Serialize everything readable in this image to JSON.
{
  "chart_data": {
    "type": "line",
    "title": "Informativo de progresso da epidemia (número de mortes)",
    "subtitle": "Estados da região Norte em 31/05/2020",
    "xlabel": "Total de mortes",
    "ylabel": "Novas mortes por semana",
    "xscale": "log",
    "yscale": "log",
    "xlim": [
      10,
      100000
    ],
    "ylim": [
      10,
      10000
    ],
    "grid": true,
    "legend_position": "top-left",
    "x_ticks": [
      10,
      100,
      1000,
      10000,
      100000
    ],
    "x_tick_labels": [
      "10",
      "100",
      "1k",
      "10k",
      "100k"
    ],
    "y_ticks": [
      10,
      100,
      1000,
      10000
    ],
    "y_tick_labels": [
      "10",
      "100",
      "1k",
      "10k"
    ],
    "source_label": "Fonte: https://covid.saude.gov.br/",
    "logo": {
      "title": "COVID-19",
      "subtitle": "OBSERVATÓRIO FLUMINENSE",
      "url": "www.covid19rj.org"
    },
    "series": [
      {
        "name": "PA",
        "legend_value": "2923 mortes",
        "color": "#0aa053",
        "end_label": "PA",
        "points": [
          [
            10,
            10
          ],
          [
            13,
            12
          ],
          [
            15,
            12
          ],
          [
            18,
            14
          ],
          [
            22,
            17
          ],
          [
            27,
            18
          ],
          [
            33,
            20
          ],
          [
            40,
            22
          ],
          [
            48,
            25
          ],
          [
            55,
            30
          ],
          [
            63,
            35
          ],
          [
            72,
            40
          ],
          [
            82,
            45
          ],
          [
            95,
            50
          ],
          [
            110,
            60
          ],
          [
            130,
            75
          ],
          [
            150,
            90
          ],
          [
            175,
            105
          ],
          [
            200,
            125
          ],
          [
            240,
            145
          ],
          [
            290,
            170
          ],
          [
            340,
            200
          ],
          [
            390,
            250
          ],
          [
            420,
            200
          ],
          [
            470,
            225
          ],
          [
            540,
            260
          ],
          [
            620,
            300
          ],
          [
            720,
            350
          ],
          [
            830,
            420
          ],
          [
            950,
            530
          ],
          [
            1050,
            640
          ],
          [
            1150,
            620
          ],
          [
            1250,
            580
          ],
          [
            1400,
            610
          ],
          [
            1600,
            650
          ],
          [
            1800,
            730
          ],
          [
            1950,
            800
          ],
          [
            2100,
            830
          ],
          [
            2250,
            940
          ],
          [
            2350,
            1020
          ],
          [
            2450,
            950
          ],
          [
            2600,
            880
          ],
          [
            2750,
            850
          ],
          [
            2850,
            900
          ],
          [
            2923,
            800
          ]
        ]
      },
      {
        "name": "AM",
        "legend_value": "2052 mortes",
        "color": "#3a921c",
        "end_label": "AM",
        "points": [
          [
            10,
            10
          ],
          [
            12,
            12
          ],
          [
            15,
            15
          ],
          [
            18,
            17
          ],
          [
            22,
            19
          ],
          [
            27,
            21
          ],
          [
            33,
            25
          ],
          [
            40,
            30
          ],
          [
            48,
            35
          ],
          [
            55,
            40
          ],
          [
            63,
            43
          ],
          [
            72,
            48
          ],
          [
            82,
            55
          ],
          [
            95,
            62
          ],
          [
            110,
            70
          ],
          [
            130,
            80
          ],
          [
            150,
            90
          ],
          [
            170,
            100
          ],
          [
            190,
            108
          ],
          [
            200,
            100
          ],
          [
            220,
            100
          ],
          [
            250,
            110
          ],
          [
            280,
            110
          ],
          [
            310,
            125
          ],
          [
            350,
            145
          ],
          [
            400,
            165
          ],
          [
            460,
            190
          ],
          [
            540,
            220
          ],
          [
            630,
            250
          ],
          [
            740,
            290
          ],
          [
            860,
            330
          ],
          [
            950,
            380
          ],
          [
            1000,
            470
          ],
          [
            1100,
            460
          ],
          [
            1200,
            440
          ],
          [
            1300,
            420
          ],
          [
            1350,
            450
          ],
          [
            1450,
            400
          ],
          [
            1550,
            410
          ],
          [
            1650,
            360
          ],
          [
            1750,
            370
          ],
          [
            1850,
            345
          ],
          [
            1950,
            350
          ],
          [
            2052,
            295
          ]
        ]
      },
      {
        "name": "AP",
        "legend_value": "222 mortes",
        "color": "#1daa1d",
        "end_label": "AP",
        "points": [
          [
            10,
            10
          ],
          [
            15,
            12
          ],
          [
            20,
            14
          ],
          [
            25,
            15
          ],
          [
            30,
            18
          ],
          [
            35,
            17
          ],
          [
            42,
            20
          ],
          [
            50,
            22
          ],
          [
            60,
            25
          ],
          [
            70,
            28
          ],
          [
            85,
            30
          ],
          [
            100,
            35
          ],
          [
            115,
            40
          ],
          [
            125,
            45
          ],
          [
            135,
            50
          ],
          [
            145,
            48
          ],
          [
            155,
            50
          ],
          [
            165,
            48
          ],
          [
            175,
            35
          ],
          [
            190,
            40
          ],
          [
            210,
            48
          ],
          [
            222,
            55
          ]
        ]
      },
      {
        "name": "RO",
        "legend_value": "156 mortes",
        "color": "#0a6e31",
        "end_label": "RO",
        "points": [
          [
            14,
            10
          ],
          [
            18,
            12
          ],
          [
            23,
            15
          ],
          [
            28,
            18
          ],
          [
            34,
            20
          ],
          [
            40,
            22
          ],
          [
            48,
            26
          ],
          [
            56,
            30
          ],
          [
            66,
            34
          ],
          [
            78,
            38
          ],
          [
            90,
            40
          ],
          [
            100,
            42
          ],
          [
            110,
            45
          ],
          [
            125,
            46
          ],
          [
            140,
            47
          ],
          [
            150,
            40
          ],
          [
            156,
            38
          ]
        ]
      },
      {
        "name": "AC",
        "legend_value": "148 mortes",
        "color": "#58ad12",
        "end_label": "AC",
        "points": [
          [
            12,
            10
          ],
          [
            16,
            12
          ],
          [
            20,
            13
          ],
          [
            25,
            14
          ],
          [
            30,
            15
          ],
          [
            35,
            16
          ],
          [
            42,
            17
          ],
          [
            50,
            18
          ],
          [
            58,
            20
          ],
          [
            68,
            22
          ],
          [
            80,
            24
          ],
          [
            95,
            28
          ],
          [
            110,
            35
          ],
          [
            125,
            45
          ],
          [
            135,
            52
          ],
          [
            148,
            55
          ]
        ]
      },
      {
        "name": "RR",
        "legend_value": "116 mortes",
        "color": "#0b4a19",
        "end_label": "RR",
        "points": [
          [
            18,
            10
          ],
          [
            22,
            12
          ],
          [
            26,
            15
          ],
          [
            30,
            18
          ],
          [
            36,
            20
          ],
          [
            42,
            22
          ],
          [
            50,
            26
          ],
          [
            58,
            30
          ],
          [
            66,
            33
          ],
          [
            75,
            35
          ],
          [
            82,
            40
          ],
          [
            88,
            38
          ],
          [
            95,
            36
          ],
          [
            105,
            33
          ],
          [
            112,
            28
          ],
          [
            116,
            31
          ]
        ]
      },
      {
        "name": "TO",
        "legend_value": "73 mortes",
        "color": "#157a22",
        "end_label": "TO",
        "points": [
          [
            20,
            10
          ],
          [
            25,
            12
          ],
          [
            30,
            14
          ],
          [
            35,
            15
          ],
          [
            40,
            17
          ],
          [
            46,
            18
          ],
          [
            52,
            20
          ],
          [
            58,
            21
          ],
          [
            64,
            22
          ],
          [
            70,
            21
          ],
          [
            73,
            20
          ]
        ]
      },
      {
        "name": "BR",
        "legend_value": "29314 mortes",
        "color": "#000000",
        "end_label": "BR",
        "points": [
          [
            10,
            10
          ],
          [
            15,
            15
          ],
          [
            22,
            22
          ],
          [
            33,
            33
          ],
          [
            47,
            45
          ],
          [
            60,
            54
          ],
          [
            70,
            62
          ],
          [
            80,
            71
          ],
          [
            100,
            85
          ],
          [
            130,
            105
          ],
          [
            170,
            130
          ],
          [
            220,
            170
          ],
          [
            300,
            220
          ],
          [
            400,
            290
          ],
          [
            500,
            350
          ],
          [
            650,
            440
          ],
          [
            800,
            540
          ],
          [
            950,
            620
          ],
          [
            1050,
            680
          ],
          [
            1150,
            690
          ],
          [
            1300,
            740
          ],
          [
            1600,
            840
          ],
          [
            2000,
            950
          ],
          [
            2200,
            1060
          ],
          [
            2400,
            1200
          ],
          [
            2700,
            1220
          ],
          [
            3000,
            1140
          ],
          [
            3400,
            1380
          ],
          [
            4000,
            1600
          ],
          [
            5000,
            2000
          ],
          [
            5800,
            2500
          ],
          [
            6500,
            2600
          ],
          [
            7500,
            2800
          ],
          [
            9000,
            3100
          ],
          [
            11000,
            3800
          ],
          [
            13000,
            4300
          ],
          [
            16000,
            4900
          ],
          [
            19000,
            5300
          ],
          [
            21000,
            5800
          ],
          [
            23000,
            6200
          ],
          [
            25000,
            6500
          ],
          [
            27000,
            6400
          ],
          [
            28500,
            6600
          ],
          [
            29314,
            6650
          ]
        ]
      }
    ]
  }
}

▶ DIRECTIVE: Search the data for "name". Copy every line that has it.

▶ ANSWER TO THIS PROBLEM:
        "name": "PA",
        "name": "AM",
        "name": "AP",
        "name": "RO",
        "name": "AC",
        "name": "RR",
        "name": "TO",
        "name": "BR",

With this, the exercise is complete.